Data excerpts:
┄┄┄┄┄┄┄┄┄┄┄┄┄┄┄┄┄┄┄┄

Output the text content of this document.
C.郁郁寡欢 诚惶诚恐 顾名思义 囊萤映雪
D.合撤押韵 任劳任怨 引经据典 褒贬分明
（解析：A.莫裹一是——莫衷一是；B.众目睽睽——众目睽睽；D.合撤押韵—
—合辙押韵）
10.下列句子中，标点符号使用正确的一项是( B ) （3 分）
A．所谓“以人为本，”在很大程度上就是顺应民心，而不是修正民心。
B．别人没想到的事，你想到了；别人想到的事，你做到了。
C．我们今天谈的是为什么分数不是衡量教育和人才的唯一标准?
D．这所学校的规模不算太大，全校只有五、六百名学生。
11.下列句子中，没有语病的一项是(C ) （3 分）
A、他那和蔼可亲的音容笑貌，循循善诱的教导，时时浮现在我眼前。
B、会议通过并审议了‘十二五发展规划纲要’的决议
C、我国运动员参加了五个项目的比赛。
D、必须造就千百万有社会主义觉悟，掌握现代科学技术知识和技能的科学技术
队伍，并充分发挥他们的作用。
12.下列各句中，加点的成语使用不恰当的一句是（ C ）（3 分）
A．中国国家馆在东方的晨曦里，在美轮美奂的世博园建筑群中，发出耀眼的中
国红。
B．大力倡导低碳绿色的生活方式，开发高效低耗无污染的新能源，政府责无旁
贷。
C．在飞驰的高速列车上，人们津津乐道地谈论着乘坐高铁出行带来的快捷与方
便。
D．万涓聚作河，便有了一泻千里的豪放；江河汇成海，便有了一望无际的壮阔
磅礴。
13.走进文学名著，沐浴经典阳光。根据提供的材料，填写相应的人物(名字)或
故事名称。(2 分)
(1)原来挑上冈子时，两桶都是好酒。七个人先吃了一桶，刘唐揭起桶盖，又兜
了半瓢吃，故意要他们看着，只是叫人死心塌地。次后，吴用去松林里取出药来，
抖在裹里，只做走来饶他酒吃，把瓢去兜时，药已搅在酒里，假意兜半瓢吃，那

┄┄┄┄┄┄┄┄┄┄┄┄┄┄┄┄┄┄┄┄

OBJECTIVE —
Reproduce the listing in full. Keep it exactly as written.

RIGHT ANSWER —
Output the text content of this document.
C.郁郁寡欢 诚惶诚恐 顾名思义 囊萤映雪
D.合撤押韵 任劳任怨 引经据典 褒贬分明
（解析：A.莫裹一是——莫衷一是；B.众目睽睽——众目睽睽；D.合撤押韵—
—合辙押韵）
10.下列句子中，标点符号使用正确的一项是( B ) （3 分）
A．所谓“以人为本，”在很大程度上就是顺应民心，而不是修正民心。
B．别人没想到的事，你想到了；别人想到的事，你做到了。
C．我们今天谈的是为什么分数不是衡量教育和人才的唯一标准?
D．这所学校的规模不算太大，全校只有五、六百名学生。
11.下列句子中，没有语病的一项是(C ) （3 分）
A、他那和蔼可亲的音容笑貌，循循善诱的教导，时时浮现在我眼前。
B、会议通过并审议了‘十二五发展规划纲要’的决议
C、我国运动员参加了五个项目的比赛。
D、必须造就千百万有社会主义觉悟，掌握现代科学技术知识和技能的科学技术
队伍，并充分发挥他们的作用。
12.下列各句中，加点的成语使用不恰当的一句是（ C ）（3 分）
A．中国国家馆在东方的晨曦里，在美轮美奂的世博园建筑群中，发出耀眼的中
国红。
B．大力倡导低碳绿色的生活方式，开发高效低耗无污染的新能源，政府责无旁
贷。
C．在飞驰的高速列车上，人们津津乐道地谈论着乘坐高铁出行带来的快捷与方
便。
D．万涓聚作河，便有了一泻千里的豪放；江河汇成海，便有了一望无际的壮阔
磅礴。
13.走进文学名著，沐浴经典阳光。根据提供的材料，填写相应的人物(名字)或
故事名称。(2 分)
(1)原来挑上冈子时，两桶都是好酒。七个人先吃了一桶，刘唐揭起桶盖，又兜
了半瓢吃，故意要他们看着，只是叫人死心塌地。次后，吴用去松林里取出药来，
抖在裹里，只做走来饶他酒吃，把瓢去兜时，药已搅在酒里，假意兜半瓢吃，那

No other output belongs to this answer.